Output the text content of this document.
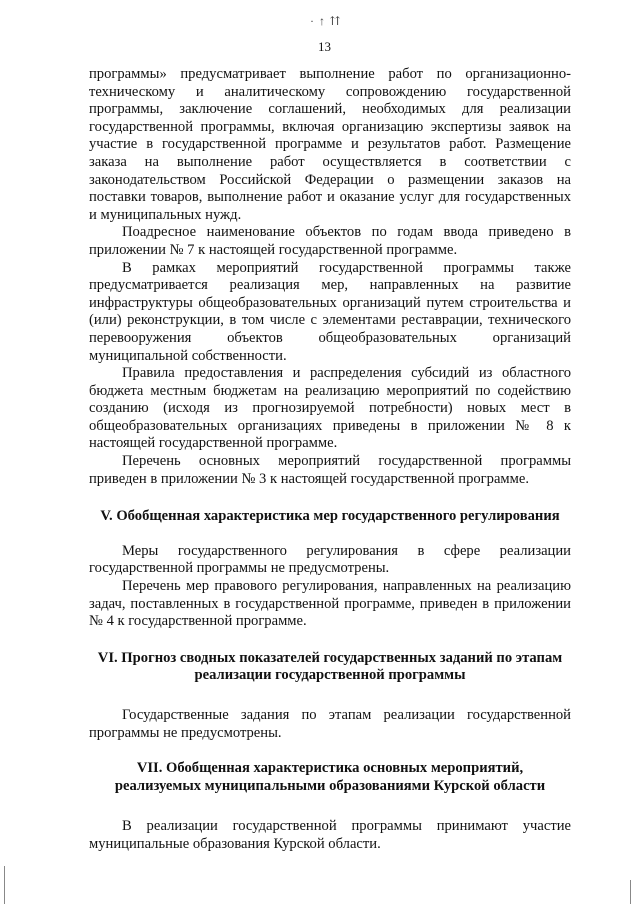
· ↑ ⇈
13

программы» предусматривает выполнение работ по организационно-техническому и аналитическому сопровождению государственной программы, заключение соглашений, необходимых для реализации государственной программы, включая организацию экспертизы заявок на участие в государственной программе и результатов работ. Размещение заказа на выполнение работ осуществляется в соответствии с законодательством Российской Федерации о размещении заказов на поставки товаров, выполнение работ и оказание услуг для государственных и муниципальных нужд.

Поадресное наименование объектов по годам ввода приведено в приложении № 7 к настоящей государственной программе.

В рамках мероприятий государственной программы также предусматривается реализация мер, направленных на развитие инфраструктуры общеобразовательных организаций путем строительства и (или) реконструкции, в том числе с элементами реставрации, технического перевооружения объектов общеобразовательных организаций муниципальной собственности.

Правила предоставления и распределения субсидий из областного бюджета местным бюджетам на реализацию мероприятий по содействию созданию (исходя из прогнозируемой потребности) новых мест в общеобразовательных организациях приведены в приложении № 8 к настоящей государственной программе.

Перечень основных мероприятий государственной программы приведен в приложении № 3 к настоящей государственной программе.

V. Обобщенная характеристика мер государственного регулирования

Меры государственного регулирования в сфере реализации государственной программы не предусмотрены.

Перечень мер правового регулирования, направленных на реализацию задач, поставленных в государственной программе, приведен в приложении № 4 к государственной программе.

VI. Прогноз сводных показателей государственных заданий по этапам
реализации государственной программы

Государственные задания по этапам реализации государственной программы не предусмотрены.

VII. Обобщенная характеристика основных мероприятий,
реализуемых муниципальными образованиями Курской области

В реализации государственной программы принимают участие муниципальные образования Курской области.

■ WHAT TO DO ■
Repeat the material above verbatim. Leave the pictures behind.

■ ANSWER FOR THIS EXERCISE ■
Output the text content of this document.
· ↑ ⇈
13

программы» предусматривает выполнение работ по организационно-техническому и аналитическому сопровождению государственной программы, заключение соглашений, необходимых для реализации государственной программы, включая организацию экспертизы заявок на участие в государственной программе и результатов работ. Размещение заказа на выполнение работ осуществляется в соответствии с законодательством Российской Федерации о размещении заказов на поставки товаров, выполнение работ и оказание услуг для государственных и муниципальных нужд.

Поадресное наименование объектов по годам ввода приведено в приложении № 7 к настоящей государственной программе.

В рамках мероприятий государственной программы также предусматривается реализация мер, направленных на развитие инфраструктуры общеобразовательных организаций путем строительства и (или) реконструкции, в том числе с элементами реставрации, технического перевооружения объектов общеобразовательных организаций муниципальной собственности.

Правила предоставления и распределения субсидий из областного бюджета местным бюджетам на реализацию мероприятий по содействию созданию (исходя из прогнозируемой потребности) новых мест в общеобразовательных организациях приведены в приложении № 8 к настоящей государственной программе.

Перечень основных мероприятий государственной программы приведен в приложении № 3 к настоящей государственной программе.

V. Обобщенная характеристика мер государственного регулирования

Меры государственного регулирования в сфере реализации государственной программы не предусмотрены.

Перечень мер правового регулирования, направленных на реализацию задач, поставленных в государственной программе, приведен в приложении № 4 к государственной программе.

VI. Прогноз сводных показателей государственных заданий по этапам
реализации государственной программы

Государственные задания по этапам реализации государственной программы не предусмотрены.

VII. Обобщенная характеристика основных мероприятий,
реализуемых муниципальными образованиями Курской области

В реализации государственной программы принимают участие муниципальные образования Курской области.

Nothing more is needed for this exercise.